• **Text segment**
Signs Your Child Might Have Dyslexia

What Orange County Parents Often Miss

By Claire Osman

When most people hear the word dyslexia, they picture a child writing letters backwards or reading words in reverse. That image is decades out of date. The actual signs of dyslexia are far more subtle, and the children who have it are often the last ones anyone suspects, because they are working harder than anyone in the room to hide it.

Dyslexia is a language-based learning difference that affects how the brain processes the relationship between sounds and written symbols. It has nothing to do with intelligence. Many students with dyslexia are among the sharpest, most creative, and most verbally articulate children in their class. That is precisely what makes it so easy to miss.

As an Orton-Gillingham certified Education Specialist who has worked with students with dyslexia across Southern California for over a decade, I can tell you that the most common thing I hear from parents during a first consultation is some version of: "We knew something was off, but everyone kept telling us to wait." Waiting is the most expensive decision a family can make when it comes to reading difficulties. The research on this is unambiguous. Early identification and structured intervention produce dramatically better outcomes than a wait-and-see approach.

Here are the signs I see most often in the students who come to Galileo Growth, and the ones parents tell me they wish they had recognized sooner.

Strong verbal ability paired with unexpectedly weak reading

This is the pattern that confuses everyone: parents, teachers, and sometimes even specialists. Your child speaks beautifully. They have a rich vocabulary. They ask thoughtful, complex questions. They can explain ideas clearly and follow sophisticated conversations. But when they sit down to read, something breaks. Simple words trip them up. Sounding out feels labored. They guess based on the first letter or the picture on the page rather than actually decoding the word.

The gap between what a child can say and what a child can read is one of the most reliable early indicators of dyslexia. It is also one of the most commonly dismissed. Because the child sounds smart, adults assume they will figure out reading eventually. In many cases, they will not figure it out on their own. The issue is not motivation or maturity. It is a specific deficit in phonological processing, the brain's ability to hear, manipulate, and map individual sounds to written letters. That deficit does not resolve with time. It resolves with explicit, systematic instruction.

Guessing at words instead of decoding them

A child who is learning to read through a typical developmental pathway will sound words out, even slowly, even imperfectly. They will work left to right through the letters and attempt to blend the sounds together. A child with dyslexia often does something different. They look at the first letter, glance at the length or shape of the word, check the picture on the page, and produce a guess. Sometimes the guess is close. Sometimes it is wildly off. Either way, they are not decoding. They are compensating.

This compensation strategy can be remarkably effective in the early grades, when books have predictable patterns and heavy picture support. It starts to collapse around second or third grade, when texts become longer, vocabulary becomes less predictable, and there are no more pictures to lean on. By that point, the child may be a year or more behind their peers, and the gap is widening.

If your child frequently substitutes words that look similar (reading "house" for "horse," or "when" for "where"), or if they can read a word correctly on one page and not recognize it two pages later, those are not attention issues. Those are decoding issues.

Avoidance that looks like attitude

One of the most misunderstood signs of dyslexia is avoidance. A child who resists reading aloud, who suddenly needs to use the bathroom every time independent reading begins, who says they hate books, who throws a fit when homework involves writing, or who will happily listen to audiobooks for hours but refuses to read print, is often telling you something important with their behavior.

• **The task**
Write out the passage on signs of dyslexia starting with "This is the" and going on through "decoding the word.", swapping "beautifully" for "fluently".

Records of where elements appear
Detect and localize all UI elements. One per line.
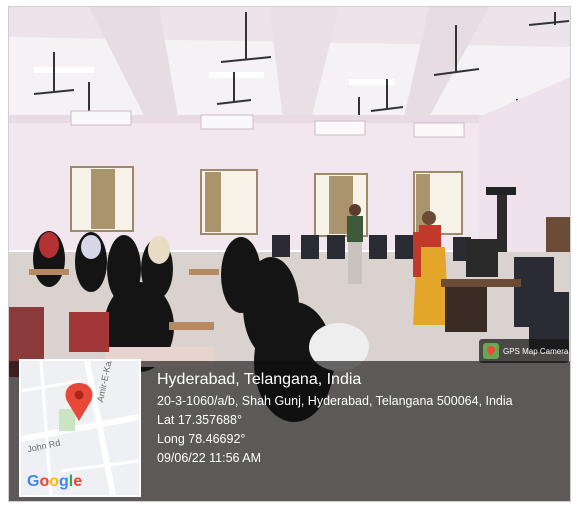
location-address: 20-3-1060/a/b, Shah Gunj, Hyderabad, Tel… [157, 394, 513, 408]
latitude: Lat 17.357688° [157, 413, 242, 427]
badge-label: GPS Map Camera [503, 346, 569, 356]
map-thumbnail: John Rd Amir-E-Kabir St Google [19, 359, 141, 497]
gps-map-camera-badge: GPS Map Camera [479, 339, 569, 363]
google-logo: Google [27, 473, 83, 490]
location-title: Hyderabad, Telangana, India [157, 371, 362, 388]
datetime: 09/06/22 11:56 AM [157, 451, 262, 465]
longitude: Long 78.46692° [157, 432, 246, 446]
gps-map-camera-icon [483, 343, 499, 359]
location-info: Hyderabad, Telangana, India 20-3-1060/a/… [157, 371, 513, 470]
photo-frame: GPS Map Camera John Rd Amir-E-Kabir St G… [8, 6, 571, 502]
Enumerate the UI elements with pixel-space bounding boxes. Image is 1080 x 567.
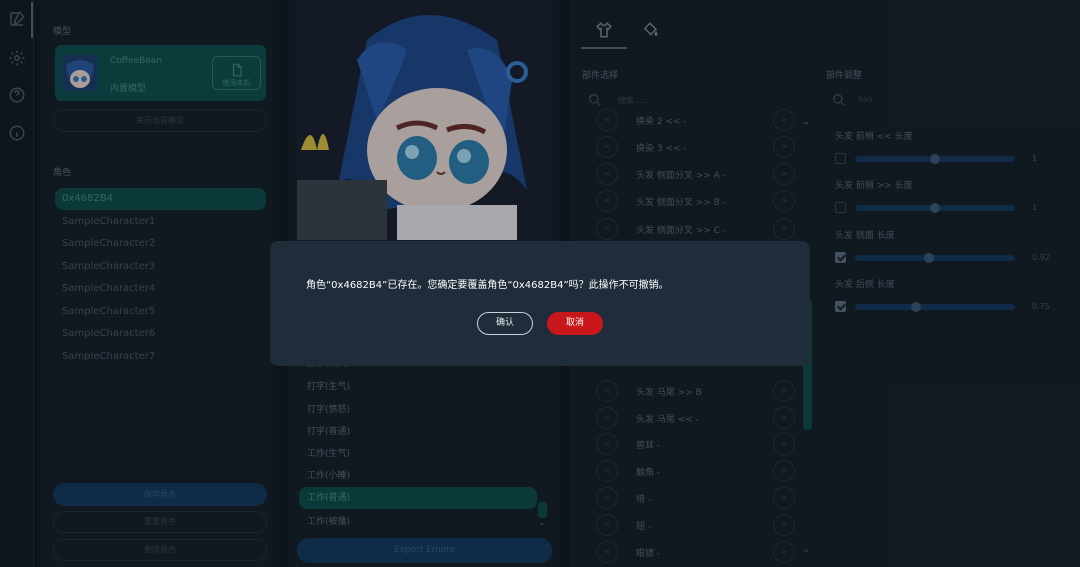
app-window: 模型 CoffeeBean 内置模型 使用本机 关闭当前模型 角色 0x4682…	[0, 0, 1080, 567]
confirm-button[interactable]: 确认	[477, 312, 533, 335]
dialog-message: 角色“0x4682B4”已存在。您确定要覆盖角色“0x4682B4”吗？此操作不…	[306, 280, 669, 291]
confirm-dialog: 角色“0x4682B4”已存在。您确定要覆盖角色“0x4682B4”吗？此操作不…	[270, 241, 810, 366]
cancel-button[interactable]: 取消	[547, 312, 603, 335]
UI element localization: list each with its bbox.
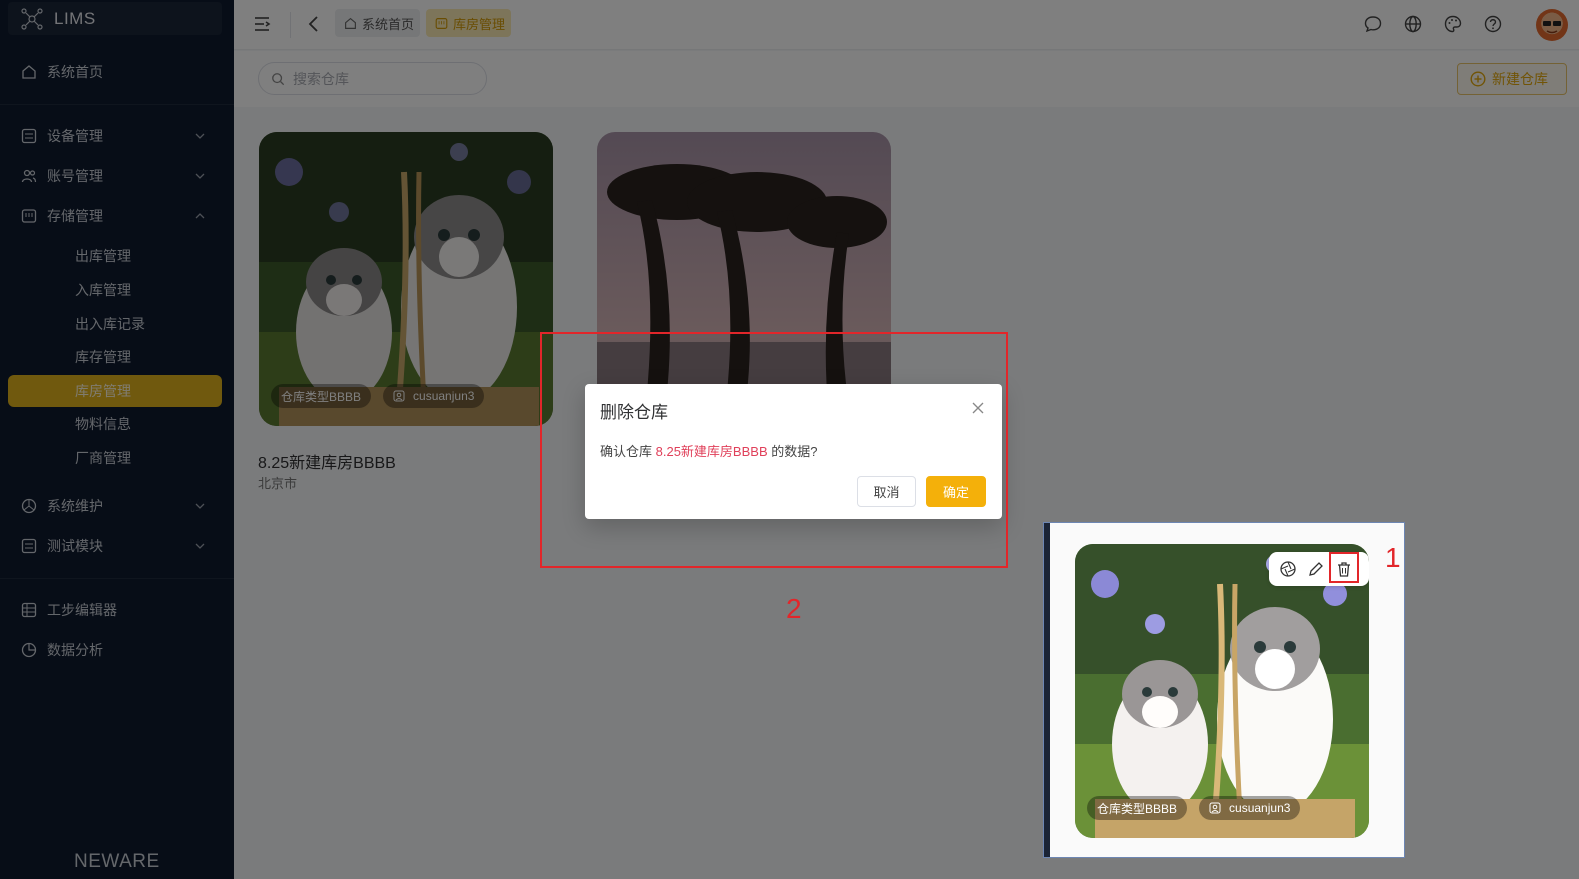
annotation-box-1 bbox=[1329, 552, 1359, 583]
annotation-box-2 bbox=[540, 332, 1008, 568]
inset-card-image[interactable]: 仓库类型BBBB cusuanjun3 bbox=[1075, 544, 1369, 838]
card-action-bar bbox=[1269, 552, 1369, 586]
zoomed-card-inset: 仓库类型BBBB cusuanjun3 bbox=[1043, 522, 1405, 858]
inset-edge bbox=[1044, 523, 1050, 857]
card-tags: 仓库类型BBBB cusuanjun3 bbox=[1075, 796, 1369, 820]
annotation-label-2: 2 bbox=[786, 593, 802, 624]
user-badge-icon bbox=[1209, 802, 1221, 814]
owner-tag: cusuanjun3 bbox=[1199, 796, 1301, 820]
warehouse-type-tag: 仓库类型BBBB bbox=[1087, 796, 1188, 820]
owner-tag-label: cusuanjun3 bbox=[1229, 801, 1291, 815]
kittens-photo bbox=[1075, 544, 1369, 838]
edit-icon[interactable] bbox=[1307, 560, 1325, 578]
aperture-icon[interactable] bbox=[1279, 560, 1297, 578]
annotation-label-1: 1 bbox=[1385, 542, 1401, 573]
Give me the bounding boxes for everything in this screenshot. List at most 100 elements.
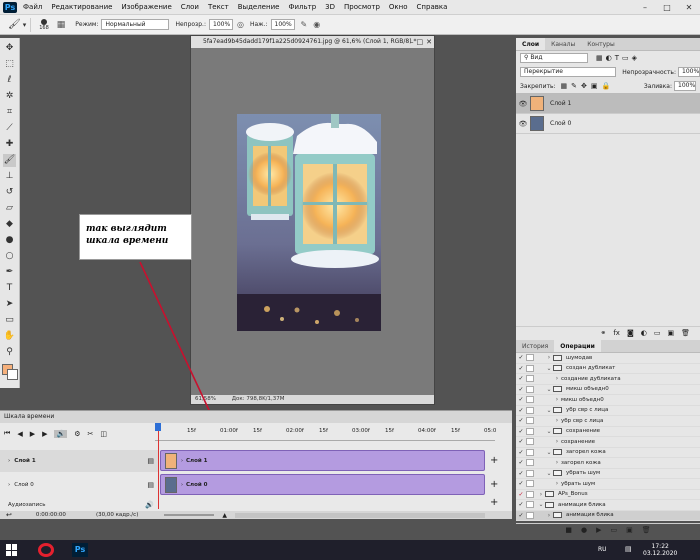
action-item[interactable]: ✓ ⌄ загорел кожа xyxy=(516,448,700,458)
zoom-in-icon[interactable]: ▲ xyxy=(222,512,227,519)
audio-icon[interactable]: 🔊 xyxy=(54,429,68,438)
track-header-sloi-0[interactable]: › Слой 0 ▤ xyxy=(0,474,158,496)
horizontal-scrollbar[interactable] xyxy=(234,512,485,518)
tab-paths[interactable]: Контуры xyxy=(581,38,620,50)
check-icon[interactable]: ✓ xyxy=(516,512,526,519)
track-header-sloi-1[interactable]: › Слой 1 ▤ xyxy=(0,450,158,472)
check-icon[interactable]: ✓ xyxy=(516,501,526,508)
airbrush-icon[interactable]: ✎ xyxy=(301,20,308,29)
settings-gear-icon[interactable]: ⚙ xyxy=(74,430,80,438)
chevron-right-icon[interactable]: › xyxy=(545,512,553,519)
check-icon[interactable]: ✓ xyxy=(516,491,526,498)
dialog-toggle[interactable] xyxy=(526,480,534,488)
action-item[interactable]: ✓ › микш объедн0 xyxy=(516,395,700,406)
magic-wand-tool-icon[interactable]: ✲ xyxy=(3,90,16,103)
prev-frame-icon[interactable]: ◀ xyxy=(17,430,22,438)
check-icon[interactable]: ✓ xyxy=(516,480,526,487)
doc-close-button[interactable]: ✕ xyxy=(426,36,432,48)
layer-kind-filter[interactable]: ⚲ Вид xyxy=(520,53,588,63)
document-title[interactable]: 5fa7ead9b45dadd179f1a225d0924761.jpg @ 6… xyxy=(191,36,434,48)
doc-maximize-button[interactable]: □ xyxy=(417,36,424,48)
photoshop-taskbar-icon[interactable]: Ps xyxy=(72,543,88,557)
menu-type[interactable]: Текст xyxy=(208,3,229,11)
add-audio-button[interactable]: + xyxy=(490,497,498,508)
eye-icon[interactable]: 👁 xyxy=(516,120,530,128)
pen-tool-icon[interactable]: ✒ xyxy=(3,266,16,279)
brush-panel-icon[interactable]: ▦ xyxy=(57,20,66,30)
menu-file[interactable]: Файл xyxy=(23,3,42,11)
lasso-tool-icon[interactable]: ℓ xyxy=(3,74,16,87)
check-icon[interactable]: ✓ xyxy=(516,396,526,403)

• **In response**
This is the pattern that confuses everyone: parents, teachers, and sometimes even specialists. Your child speaks fluently. They have a rich vocabulary. They ask thoughtful, complex questions. They can explain ideas clearly and follow sophisticated conversations. But when they sit down to read, something breaks. Simple words trip them up. Sounding out feels labored. They guess based on the first letter or the picture on the page rather than actually decoding the word.